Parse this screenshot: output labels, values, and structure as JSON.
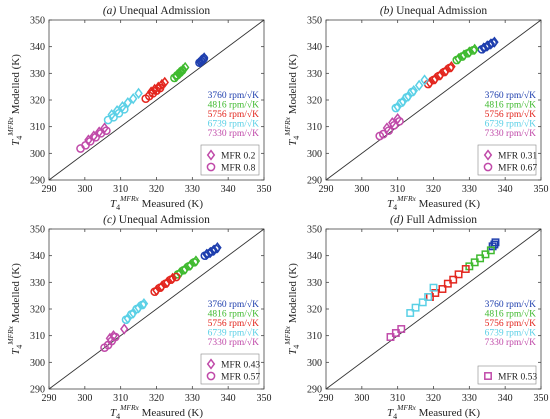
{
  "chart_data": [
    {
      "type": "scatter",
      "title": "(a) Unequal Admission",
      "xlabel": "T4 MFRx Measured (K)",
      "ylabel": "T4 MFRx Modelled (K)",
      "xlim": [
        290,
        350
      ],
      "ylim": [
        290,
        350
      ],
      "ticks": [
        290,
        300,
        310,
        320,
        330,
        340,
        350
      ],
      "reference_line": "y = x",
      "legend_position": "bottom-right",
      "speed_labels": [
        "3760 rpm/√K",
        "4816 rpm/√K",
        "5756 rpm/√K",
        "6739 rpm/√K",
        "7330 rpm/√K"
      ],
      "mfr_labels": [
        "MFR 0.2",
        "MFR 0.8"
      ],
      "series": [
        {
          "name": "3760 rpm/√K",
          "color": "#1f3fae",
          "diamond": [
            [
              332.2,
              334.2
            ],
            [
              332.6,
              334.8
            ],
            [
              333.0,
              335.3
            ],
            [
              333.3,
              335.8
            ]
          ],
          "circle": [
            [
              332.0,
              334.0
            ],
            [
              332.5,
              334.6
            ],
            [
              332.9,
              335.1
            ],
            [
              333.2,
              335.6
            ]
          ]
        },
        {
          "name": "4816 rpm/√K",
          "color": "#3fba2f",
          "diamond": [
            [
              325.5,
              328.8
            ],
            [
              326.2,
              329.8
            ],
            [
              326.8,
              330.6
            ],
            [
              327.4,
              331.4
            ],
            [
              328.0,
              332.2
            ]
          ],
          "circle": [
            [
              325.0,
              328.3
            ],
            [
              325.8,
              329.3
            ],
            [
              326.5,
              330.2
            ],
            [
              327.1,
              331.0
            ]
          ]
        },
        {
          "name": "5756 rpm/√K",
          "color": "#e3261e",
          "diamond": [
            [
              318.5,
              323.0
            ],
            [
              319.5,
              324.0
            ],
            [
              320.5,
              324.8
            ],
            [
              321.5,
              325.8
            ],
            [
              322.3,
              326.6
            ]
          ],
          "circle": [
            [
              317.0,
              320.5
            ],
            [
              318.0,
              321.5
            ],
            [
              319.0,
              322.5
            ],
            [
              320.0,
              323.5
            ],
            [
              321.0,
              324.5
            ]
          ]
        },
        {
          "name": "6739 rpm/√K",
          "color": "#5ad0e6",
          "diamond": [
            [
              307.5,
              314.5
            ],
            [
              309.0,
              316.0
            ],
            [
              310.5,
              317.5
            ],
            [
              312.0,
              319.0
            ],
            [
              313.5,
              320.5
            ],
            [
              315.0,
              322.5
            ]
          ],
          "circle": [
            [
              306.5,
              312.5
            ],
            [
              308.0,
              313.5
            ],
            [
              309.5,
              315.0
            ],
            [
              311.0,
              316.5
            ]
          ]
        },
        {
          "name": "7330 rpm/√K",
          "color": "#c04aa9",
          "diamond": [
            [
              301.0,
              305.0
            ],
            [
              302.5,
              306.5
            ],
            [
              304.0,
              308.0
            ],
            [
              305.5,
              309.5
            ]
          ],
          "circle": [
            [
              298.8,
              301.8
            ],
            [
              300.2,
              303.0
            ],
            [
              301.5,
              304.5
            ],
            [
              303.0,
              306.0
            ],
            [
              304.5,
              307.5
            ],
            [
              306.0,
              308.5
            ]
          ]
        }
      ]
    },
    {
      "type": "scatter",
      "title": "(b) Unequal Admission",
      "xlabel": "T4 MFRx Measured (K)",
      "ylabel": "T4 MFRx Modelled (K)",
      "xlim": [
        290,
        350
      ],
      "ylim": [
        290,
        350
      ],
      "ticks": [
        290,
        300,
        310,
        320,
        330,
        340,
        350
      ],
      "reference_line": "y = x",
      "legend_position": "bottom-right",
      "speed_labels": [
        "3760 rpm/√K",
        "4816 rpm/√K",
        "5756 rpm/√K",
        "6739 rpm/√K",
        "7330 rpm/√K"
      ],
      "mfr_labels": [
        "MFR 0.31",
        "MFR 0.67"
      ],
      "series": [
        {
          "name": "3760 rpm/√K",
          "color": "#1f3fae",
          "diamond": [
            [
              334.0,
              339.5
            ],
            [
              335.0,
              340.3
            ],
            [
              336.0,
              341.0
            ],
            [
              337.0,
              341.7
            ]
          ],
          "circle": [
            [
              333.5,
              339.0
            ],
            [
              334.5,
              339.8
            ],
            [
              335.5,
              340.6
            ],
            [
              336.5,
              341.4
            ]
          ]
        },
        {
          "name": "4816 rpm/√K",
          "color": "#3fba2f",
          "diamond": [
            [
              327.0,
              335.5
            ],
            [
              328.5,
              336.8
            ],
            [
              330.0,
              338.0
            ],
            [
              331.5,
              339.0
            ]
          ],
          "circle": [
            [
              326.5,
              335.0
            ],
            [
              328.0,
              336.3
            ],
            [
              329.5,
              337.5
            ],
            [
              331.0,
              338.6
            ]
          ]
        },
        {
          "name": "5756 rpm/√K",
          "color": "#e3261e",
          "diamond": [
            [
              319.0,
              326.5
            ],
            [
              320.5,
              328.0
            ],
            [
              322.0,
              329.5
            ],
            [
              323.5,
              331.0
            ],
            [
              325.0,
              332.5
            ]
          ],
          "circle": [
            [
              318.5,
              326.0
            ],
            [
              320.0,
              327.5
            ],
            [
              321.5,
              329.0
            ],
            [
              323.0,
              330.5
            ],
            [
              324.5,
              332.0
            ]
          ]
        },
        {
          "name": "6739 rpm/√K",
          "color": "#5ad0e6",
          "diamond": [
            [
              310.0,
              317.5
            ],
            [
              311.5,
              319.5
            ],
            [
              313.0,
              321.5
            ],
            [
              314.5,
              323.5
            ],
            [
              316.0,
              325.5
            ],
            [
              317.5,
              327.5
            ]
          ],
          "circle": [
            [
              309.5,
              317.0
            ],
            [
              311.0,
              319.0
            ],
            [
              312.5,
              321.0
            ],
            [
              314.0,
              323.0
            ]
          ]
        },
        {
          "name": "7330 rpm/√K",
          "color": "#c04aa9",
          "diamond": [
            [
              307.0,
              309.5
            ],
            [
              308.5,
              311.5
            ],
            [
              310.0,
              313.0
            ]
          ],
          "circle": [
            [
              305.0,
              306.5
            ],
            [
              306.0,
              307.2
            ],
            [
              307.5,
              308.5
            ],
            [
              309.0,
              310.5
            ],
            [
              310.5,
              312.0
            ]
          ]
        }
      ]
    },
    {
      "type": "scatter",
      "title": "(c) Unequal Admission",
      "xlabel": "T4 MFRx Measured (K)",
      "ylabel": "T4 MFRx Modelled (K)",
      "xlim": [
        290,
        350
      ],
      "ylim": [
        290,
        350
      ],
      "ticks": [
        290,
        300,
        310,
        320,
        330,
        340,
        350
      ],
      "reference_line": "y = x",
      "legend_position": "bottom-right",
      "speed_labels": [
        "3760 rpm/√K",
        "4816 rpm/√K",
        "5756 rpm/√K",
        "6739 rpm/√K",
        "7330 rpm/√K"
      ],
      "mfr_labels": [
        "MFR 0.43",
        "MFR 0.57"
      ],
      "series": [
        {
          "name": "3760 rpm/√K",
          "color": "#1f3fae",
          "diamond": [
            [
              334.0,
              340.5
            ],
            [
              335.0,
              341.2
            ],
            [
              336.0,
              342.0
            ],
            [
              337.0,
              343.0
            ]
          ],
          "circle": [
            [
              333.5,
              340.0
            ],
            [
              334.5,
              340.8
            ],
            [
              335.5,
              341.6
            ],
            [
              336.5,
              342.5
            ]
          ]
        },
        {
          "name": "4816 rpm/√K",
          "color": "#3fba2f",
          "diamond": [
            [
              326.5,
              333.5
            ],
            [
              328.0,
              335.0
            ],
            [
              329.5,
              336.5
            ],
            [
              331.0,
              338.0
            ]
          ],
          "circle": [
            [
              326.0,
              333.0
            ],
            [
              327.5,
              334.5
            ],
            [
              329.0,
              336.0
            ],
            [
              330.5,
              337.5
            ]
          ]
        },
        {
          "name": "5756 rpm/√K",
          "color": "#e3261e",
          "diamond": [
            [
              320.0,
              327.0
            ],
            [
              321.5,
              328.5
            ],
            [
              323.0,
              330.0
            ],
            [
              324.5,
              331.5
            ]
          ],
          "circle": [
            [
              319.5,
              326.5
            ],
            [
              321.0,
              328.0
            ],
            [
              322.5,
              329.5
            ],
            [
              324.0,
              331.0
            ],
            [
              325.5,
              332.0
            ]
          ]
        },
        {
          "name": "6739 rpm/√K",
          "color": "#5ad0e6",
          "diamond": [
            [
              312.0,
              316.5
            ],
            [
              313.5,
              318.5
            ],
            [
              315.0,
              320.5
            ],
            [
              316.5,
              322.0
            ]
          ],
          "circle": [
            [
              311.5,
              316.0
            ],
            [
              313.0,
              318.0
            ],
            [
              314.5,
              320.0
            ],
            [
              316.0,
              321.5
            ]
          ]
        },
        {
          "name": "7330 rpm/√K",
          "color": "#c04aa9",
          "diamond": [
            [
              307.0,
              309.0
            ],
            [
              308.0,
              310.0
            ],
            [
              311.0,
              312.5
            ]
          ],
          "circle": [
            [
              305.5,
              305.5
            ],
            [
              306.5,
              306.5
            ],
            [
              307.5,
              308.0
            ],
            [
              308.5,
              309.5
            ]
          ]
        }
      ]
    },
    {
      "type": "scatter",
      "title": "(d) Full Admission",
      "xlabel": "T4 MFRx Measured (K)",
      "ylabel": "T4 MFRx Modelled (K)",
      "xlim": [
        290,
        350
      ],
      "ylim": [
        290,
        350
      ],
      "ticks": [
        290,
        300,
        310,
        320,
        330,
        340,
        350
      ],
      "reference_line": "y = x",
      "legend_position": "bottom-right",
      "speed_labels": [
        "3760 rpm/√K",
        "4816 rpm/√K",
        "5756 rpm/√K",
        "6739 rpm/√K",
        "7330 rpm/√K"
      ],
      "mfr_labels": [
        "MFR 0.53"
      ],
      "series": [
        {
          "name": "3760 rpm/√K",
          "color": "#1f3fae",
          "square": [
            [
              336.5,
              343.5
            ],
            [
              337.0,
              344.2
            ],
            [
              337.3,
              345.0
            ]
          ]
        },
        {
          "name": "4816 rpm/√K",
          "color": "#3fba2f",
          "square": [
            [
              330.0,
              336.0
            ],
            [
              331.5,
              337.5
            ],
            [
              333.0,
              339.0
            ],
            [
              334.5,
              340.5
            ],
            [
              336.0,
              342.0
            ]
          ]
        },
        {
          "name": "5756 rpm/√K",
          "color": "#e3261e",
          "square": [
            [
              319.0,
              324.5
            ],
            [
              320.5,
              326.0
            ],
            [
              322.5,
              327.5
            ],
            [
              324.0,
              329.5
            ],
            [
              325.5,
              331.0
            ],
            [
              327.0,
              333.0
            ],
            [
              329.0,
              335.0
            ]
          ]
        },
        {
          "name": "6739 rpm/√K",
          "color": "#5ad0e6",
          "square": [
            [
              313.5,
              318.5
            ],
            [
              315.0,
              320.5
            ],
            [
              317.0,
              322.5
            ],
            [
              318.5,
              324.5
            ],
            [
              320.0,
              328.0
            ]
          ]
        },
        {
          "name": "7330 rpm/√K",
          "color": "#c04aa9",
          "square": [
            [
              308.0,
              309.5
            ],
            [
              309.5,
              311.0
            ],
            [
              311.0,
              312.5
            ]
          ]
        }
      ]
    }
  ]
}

============

● **Written request**:
Search the data for the string "Unequal". List each line that has it.

● **Exercise response**:
      "title": "(a) Unequal Admission",
      "title": "(b) Unequal Admission",
      "title": "(c) Unequal Admission",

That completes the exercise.